-- start Excerpted records --

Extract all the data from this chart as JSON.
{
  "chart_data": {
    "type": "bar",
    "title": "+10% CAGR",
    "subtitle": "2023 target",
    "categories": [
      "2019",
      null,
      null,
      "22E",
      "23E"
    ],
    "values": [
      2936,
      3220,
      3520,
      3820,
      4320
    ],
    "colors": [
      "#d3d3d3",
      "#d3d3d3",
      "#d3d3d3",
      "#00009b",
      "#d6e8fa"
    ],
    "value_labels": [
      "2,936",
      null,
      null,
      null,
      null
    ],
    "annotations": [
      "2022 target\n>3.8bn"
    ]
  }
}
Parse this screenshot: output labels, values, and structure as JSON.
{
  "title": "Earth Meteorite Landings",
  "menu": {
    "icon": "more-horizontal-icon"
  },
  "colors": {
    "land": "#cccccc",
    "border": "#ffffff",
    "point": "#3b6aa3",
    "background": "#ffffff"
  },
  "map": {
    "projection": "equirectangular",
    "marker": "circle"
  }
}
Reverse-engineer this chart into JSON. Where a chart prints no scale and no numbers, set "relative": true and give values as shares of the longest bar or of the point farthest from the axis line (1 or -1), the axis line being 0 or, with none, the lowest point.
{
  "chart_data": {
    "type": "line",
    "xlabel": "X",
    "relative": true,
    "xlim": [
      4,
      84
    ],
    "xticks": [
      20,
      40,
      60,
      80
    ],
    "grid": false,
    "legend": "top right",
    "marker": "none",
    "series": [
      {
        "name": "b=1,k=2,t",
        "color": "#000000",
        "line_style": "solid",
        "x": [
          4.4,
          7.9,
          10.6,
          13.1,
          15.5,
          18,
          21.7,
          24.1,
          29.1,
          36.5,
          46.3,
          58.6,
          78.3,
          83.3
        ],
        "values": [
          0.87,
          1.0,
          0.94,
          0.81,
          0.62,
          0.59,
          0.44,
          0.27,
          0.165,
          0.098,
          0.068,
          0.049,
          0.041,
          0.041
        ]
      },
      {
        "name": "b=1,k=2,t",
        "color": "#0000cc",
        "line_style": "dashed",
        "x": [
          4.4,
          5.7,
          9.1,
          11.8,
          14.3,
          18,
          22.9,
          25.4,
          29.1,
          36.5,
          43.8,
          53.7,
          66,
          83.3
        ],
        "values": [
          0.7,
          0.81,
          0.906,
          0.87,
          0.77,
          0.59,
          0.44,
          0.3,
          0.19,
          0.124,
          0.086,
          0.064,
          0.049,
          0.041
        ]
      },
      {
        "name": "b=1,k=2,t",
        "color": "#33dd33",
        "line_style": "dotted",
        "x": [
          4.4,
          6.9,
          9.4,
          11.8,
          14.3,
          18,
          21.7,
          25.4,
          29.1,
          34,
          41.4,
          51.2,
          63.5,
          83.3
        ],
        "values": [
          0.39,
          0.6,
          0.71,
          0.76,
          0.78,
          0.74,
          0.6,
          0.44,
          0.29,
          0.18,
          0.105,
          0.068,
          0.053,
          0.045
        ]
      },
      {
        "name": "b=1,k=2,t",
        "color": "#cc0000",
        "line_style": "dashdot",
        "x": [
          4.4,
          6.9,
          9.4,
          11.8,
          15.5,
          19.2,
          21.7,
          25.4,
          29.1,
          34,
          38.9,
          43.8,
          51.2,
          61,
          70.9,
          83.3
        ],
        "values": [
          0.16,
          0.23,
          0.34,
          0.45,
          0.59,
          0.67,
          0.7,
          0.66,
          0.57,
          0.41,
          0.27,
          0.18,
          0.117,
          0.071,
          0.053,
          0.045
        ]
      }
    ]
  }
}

-- end Excerpted records --

◆ Exercise details: Output every record above exactly as it appears.

◆ Written reply:
Extract all the data from this chart as JSON.
{
  "chart_data": {
    "type": "bar",
    "title": "+10% CAGR",
    "subtitle": "2023 target",
    "categories": [
      "2019",
      null,
      null,
      "22E",
      "23E"
    ],
    "values": [
      2936,
      3220,
      3520,
      3820,
      4320
    ],
    "colors": [
      "#d3d3d3",
      "#d3d3d3",
      "#d3d3d3",
      "#00009b",
      "#d6e8fa"
    ],
    "value_labels": [
      "2,936",
      null,
      null,
      null,
      null
    ],
    "annotations": [
      "2022 target\n>3.8bn"
    ]
  }
}
Parse this screenshot: output labels, values, and structure as JSON.
{
  "title": "Earth Meteorite Landings",
  "menu": {
    "icon": "more-horizontal-icon"
  },
  "colors": {
    "land": "#cccccc",
    "border": "#ffffff",
    "point": "#3b6aa3",
    "background": "#ffffff"
  },
  "map": {
    "projection": "equirectangular",
    "marker": "circle"
  }
}
Reverse-engineer this chart into JSON. Where a chart prints no scale and no numbers, set "relative": true and give values as shares of the longest bar or of the point farthest from the axis line (1 or -1), the axis line being 0 or, with none, the lowest point.
{
  "chart_data": {
    "type": "line",
    "xlabel": "X",
    "relative": true,
    "xlim": [
      4,
      84
    ],
    "xticks": [
      20,
      40,
      60,
      80
    ],
    "grid": false,
    "legend": "top right",
    "marker": "none",
    "series": [
      {
        "name": "b=1,k=2,t",
        "color": "#000000",
        "line_style": "solid",
        "x": [
          4.4,
          7.9,
          10.6,
          13.1,
          15.5,
          18,
          21.7,
          24.1,
          29.1,
          36.5,
          46.3,
          58.6,
          78.3,
          83.3
        ],
        "values": [
          0.87,
          1.0,
          0.94,
          0.81,
          0.62,
          0.59,
          0.44,
          0.27,
          0.165,
          0.098,
          0.068,
          0.049,
          0.041,
          0.041
        ]
      },
      {
        "name": "b=1,k=2,t",
        "color": "#0000cc",
        "line_style": "dashed",
        "x": [
          4.4,
          5.7,
          9.1,
          11.8,
          14.3,
          18,
          22.9,
          25.4,
          29.1,
          36.5,
          43.8,
          53.7,
          66,
          83.3
        ],
        "values": [
          0.7,
          0.81,
          0.906,
          0.87,
          0.77,
          0.59,
          0.44,
          0.3,
          0.19,
          0.124,
          0.086,
          0.064,
          0.049,
          0.041
        ]
      },
      {
        "name": "b=1,k=2,t",
        "color": "#33dd33",
        "line_style": "dotted",
        "x": [
          4.4,
          6.9,
          9.4,
          11.8,
          14.3,
          18,
          21.7,
          25.4,
          29.1,
          34,
          41.4,
          51.2,
          63.5,
          83.3
        ],
        "values": [
          0.39,
          0.6,
          0.71,
          0.76,
          0.78,
          0.74,
          0.6,
          0.44,
          0.29,
          0.18,
          0.105,
          0.068,
          0.053,
          0.045
        ]
      },
      {
        "name": "b=1,k=2,t",
        "color": "#cc0000",
        "line_style": "dashdot",
        "x": [
          4.4,
          6.9,
          9.4,
          11.8,
          15.5,
          19.2,
          21.7,
          25.4,
          29.1,
          34,
          38.9,
          43.8,
          51.2,
          61,
          70.9,
          83.3
        ],
        "values": [
          0.16,
          0.23,
          0.34,
          0.45,
          0.59,
          0.67,
          0.7,
          0.66,
          0.57,
          0.41,
          0.27,
          0.18,
          0.117,
          0.071,
          0.053,
          0.045
        ]
      }
    ]
  }
}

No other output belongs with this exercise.